- _Information supplied_:
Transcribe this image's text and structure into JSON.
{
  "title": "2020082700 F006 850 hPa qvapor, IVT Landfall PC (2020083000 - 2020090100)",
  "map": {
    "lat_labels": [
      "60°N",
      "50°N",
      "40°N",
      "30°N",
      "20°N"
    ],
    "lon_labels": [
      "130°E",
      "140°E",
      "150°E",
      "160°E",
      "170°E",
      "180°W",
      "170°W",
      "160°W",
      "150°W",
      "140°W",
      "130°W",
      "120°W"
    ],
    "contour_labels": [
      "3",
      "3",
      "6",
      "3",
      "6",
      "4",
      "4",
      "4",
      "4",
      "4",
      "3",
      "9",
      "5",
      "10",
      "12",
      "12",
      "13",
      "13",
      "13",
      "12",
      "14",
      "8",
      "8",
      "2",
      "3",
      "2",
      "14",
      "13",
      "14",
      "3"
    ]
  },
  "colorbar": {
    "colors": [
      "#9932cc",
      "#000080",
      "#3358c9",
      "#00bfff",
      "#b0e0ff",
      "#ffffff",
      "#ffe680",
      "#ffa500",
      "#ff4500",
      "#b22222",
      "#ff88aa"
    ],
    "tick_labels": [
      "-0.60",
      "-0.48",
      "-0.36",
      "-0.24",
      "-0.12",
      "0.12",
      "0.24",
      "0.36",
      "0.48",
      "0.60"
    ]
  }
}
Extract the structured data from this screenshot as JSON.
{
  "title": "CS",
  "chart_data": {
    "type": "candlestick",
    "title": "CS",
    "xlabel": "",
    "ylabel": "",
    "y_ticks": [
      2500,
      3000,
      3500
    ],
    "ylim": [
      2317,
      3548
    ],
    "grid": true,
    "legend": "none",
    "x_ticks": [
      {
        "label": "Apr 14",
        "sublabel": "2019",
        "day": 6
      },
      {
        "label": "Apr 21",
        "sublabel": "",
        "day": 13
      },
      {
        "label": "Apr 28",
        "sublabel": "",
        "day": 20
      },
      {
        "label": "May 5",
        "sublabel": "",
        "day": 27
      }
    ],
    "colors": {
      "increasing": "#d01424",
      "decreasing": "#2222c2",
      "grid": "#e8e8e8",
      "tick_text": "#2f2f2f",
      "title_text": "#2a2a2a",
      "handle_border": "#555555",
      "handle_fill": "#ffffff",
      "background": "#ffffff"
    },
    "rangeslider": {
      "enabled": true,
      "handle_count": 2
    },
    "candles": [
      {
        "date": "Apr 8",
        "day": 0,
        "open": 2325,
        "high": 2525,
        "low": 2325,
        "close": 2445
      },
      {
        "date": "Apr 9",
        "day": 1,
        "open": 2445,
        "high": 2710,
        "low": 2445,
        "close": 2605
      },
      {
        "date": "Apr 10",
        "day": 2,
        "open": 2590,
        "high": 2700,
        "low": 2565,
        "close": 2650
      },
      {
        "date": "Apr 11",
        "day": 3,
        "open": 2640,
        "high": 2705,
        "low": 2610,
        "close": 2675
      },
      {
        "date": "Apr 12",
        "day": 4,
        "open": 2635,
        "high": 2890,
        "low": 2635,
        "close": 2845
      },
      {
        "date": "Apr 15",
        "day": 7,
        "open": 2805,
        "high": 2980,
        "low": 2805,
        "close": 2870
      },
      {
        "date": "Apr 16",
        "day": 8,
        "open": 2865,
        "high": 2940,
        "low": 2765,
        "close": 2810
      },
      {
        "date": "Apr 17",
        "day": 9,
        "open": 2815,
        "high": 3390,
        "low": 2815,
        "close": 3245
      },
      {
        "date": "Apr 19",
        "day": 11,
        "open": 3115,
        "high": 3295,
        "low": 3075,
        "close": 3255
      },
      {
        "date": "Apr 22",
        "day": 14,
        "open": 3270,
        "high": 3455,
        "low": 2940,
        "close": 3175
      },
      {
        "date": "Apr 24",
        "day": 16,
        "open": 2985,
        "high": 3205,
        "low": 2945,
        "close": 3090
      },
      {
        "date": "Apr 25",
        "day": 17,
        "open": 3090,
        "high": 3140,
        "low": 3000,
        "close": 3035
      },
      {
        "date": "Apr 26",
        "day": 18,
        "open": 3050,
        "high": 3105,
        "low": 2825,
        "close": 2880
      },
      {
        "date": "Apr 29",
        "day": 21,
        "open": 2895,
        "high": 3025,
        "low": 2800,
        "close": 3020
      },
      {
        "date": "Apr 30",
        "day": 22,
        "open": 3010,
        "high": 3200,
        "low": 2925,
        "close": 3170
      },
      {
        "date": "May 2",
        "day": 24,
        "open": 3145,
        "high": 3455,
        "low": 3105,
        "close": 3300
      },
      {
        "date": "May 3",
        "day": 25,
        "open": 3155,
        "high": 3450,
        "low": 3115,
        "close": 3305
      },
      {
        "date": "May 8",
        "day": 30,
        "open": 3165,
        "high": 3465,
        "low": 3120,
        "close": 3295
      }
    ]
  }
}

- _Written request_:
Your task is to print the whole listing again exactly.

- _Exercise answer_:
Transcribe this image's text and structure into JSON.
{
  "title": "2020082700 F006 850 hPa qvapor, IVT Landfall PC (2020083000 - 2020090100)",
  "map": {
    "lat_labels": [
      "60°N",
      "50°N",
      "40°N",
      "30°N",
      "20°N"
    ],
    "lon_labels": [
      "130°E",
      "140°E",
      "150°E",
      "160°E",
      "170°E",
      "180°W",
      "170°W",
      "160°W",
      "150°W",
      "140°W",
      "130°W",
      "120°W"
    ],
    "contour_labels": [
      "3",
      "3",
      "6",
      "3",
      "6",
      "4",
      "4",
      "4",
      "4",
      "4",
      "3",
      "9",
      "5",
      "10",
      "12",
      "12",
      "13",
      "13",
      "13",
      "12",
      "14",
      "8",
      "8",
      "2",
      "3",
      "2",
      "14",
      "13",
      "14",
      "3"
    ]
  },
  "colorbar": {
    "colors": [
      "#9932cc",
      "#000080",
      "#3358c9",
      "#00bfff",
      "#b0e0ff",
      "#ffffff",
      "#ffe680",
      "#ffa500",
      "#ff4500",
      "#b22222",
      "#ff88aa"
    ],
    "tick_labels": [
      "-0.60",
      "-0.48",
      "-0.36",
      "-0.24",
      "-0.12",
      "0.12",
      "0.24",
      "0.36",
      "0.48",
      "0.60"
    ]
  }
}
Extract the structured data from this screenshot as JSON.
{
  "title": "CS",
  "chart_data": {
    "type": "candlestick",
    "title": "CS",
    "xlabel": "",
    "ylabel": "",
    "y_ticks": [
      2500,
      3000,
      3500
    ],
    "ylim": [
      2317,
      3548
    ],
    "grid": true,
    "legend": "none",
    "x_ticks": [
      {
        "label": "Apr 14",
        "sublabel": "2019",
        "day": 6
      },
      {
        "label": "Apr 21",
        "sublabel": "",
        "day": 13
      },
      {
        "label": "Apr 28",
        "sublabel": "",
        "day": 20
      },
      {
        "label": "May 5",
        "sublabel": "",
        "day": 27
      }
    ],
    "colors": {
      "increasing": "#d01424",
      "decreasing": "#2222c2",
      "grid": "#e8e8e8",
      "tick_text": "#2f2f2f",
      "title_text": "#2a2a2a",
      "handle_border": "#555555",
      "handle_fill": "#ffffff",
      "background": "#ffffff"
    },
    "rangeslider": {
      "enabled": true,
      "handle_count": 2
    },
    "candles": [
      {
        "date": "Apr 8",
        "day": 0,
        "open": 2325,
        "high": 2525,
        "low": 2325,
        "close": 2445
      },
      {
        "date": "Apr 9",
        "day": 1,
        "open": 2445,
        "high": 2710,
        "low": 2445,
        "close": 2605
      },
      {
        "date": "Apr 10",
        "day": 2,
        "open": 2590,
        "high": 2700,
        "low": 2565,
        "close": 2650
      },
      {
        "date": "Apr 11",
        "day": 3,
        "open": 2640,
        "high": 2705,
        "low": 2610,
        "close": 2675
      },
      {
        "date": "Apr 12",
        "day": 4,
        "open": 2635,
        "high": 2890,
        "low": 2635,
        "close": 2845
      },
      {
        "date": "Apr 15",
        "day": 7,
        "open": 2805,
        "high": 2980,
        "low": 2805,
        "close": 2870
      },
      {
        "date": "Apr 16",
        "day": 8,
        "open": 2865,
        "high": 2940,
        "low": 2765,
        "close": 2810
      },
      {
        "date": "Apr 17",
        "day": 9,
        "open": 2815,
        "high": 3390,
        "low": 2815,
        "close": 3245
      },
      {
        "date": "Apr 19",
        "day": 11,
        "open": 3115,
        "high": 3295,
        "low": 3075,
        "close": 3255
      },
      {
        "date": "Apr 22",
        "day": 14,
        "open": 3270,
        "high": 3455,
        "low": 2940,
        "close": 3175
      },
      {
        "date": "Apr 24",
        "day": 16,
        "open": 2985,
        "high": 3205,
        "low": 2945,
        "close": 3090
      },
      {
        "date": "Apr 25",
        "day": 17,
        "open": 3090,
        "high": 3140,
        "low": 3000,
        "close": 3035
      },
      {
        "date": "Apr 26",
        "day": 18,
        "open": 3050,
        "high": 3105,
        "low": 2825,
        "close": 2880
      },
      {
        "date": "Apr 29",
        "day": 21,
        "open": 2895,
        "high": 3025,
        "low": 2800,
        "close": 3020
      },
      {
        "date": "Apr 30",
        "day": 22,
        "open": 3010,
        "high": 3200,
        "low": 2925,
        "close": 3170
      },
      {
        "date": "May 2",
        "day": 24,
        "open": 3145,
        "high": 3455,
        "low": 3105,
        "close": 3300
      },
      {
        "date": "May 3",
        "day": 25,
        "open": 3155,
        "high": 3450,
        "low": 3115,
        "close": 3305
      },
      {
        "date": "May 8",
        "day": 30,
        "open": 3165,
        "high": 3465,
        "low": 3120,
        "close": 3295
      }
    ]
  }
}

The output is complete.